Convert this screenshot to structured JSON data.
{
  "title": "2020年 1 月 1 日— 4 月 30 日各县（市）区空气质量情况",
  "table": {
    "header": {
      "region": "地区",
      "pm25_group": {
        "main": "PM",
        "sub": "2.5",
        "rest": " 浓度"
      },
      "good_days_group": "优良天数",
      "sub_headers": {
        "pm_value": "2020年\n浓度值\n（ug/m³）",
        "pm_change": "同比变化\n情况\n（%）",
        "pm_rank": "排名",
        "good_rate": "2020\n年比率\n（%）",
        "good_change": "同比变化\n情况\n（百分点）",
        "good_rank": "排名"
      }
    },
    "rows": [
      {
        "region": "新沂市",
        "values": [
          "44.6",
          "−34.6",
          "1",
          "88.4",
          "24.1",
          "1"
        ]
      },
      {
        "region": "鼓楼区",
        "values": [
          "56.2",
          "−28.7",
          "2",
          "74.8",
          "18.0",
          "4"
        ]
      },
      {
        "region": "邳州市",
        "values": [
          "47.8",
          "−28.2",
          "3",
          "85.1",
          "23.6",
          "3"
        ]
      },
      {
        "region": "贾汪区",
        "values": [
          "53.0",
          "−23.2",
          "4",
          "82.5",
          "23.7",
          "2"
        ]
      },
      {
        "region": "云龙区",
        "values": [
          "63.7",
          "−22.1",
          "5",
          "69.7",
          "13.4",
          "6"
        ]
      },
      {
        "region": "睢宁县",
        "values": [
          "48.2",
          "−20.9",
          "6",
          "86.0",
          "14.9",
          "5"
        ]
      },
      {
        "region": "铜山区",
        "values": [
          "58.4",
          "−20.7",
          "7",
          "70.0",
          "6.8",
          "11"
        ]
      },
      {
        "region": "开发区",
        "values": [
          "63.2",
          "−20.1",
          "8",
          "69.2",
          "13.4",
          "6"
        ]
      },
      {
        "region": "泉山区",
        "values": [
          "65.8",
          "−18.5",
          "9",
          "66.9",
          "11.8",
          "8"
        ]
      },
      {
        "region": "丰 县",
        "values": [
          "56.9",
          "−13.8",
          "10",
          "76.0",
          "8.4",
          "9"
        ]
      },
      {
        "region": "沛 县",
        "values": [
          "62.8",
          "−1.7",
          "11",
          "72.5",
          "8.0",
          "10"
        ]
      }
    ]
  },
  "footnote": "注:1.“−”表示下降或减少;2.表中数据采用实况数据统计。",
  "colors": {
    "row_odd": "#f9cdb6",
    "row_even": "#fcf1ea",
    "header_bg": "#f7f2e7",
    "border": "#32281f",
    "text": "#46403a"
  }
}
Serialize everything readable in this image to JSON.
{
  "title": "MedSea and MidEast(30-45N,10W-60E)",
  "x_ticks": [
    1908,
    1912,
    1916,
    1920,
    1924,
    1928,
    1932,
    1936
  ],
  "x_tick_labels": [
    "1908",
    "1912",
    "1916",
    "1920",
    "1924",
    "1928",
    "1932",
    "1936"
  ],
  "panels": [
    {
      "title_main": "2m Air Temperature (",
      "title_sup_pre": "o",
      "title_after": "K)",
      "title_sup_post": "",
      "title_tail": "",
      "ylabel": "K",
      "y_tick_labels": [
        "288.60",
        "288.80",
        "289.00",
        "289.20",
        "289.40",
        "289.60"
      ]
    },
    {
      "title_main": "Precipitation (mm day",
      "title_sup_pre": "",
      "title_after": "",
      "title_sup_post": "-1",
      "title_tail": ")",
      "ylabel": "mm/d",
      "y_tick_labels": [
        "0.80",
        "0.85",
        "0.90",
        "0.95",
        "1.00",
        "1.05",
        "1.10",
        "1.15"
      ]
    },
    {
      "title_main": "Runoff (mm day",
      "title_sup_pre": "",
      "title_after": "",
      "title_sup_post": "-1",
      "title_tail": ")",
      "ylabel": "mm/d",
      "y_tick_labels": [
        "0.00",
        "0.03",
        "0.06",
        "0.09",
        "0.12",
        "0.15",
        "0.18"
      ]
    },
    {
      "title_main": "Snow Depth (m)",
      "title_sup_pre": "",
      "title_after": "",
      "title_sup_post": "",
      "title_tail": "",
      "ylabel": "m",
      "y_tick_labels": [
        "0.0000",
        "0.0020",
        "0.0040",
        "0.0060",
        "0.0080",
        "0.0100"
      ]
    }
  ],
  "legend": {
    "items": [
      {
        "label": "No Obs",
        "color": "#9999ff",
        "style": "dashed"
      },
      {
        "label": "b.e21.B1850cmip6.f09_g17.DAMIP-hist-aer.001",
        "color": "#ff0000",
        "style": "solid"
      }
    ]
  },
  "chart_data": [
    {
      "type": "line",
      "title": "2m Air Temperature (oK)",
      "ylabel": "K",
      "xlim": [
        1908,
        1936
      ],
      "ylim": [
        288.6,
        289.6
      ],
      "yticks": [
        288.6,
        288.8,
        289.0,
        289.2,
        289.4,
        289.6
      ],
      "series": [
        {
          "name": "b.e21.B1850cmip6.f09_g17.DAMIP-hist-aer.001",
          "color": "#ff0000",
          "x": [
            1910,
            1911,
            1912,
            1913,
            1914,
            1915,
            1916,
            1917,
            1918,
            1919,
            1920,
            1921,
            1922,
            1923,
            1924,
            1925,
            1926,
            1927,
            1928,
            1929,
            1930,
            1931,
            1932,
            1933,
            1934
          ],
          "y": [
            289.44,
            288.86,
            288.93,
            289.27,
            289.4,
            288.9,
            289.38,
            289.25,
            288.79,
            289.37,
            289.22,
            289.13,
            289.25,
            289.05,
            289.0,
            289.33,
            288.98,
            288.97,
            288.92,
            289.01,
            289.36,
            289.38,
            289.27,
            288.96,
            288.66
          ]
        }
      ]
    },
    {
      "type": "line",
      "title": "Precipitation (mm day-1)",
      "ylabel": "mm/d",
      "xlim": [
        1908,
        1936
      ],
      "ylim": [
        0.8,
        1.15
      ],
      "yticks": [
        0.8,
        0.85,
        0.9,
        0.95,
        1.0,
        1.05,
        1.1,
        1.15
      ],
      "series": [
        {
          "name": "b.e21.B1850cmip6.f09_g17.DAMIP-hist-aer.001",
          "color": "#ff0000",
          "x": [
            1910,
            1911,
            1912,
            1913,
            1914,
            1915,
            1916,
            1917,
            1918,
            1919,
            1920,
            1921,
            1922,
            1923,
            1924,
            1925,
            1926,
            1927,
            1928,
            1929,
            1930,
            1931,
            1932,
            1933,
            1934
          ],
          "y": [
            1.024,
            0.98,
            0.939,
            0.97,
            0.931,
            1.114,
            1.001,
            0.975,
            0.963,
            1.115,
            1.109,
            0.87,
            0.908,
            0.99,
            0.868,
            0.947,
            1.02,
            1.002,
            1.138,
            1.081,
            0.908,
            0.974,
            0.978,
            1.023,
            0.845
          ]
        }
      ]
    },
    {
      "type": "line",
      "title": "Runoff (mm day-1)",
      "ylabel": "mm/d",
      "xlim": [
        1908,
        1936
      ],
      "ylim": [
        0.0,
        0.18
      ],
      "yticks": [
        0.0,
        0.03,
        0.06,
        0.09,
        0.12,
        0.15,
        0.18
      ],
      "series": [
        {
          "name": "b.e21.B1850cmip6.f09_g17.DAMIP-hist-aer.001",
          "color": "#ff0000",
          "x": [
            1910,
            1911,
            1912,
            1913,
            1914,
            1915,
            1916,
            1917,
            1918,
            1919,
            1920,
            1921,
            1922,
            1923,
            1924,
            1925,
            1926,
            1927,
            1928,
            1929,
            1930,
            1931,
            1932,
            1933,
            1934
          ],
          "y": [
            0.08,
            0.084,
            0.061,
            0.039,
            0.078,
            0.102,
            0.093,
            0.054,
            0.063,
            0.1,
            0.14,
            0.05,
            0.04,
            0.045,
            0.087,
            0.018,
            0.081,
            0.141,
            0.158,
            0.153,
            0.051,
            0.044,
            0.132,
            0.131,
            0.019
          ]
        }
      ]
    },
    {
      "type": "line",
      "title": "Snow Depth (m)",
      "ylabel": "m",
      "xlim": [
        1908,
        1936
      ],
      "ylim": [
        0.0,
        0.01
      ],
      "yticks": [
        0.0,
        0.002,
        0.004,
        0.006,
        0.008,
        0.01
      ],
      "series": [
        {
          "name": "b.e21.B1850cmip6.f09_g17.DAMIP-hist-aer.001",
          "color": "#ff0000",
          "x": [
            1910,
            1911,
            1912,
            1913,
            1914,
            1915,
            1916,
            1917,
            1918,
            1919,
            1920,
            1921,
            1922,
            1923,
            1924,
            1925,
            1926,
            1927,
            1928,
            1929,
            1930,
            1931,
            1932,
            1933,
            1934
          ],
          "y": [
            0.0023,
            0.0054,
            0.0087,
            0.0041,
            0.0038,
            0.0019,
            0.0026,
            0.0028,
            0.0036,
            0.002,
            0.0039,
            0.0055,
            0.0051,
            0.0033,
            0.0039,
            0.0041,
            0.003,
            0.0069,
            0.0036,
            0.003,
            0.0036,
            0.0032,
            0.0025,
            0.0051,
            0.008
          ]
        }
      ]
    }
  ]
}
⁂
- Task -
Using the entries above, find all lines with "region". Copy them.

- Solution for this exercise -
      "region": "地区",
        "region": "新沂市",
        "region": "鼓楼区",
        "region": "邳州市",
        "region": "贾汪区",
        "region": "云龙区",
        "region": "睢宁县",
        "region": "铜山区",
        "region": "开发区",
        "region": "泉山区",
        "region": "丰 县",
        "region": "沛 县",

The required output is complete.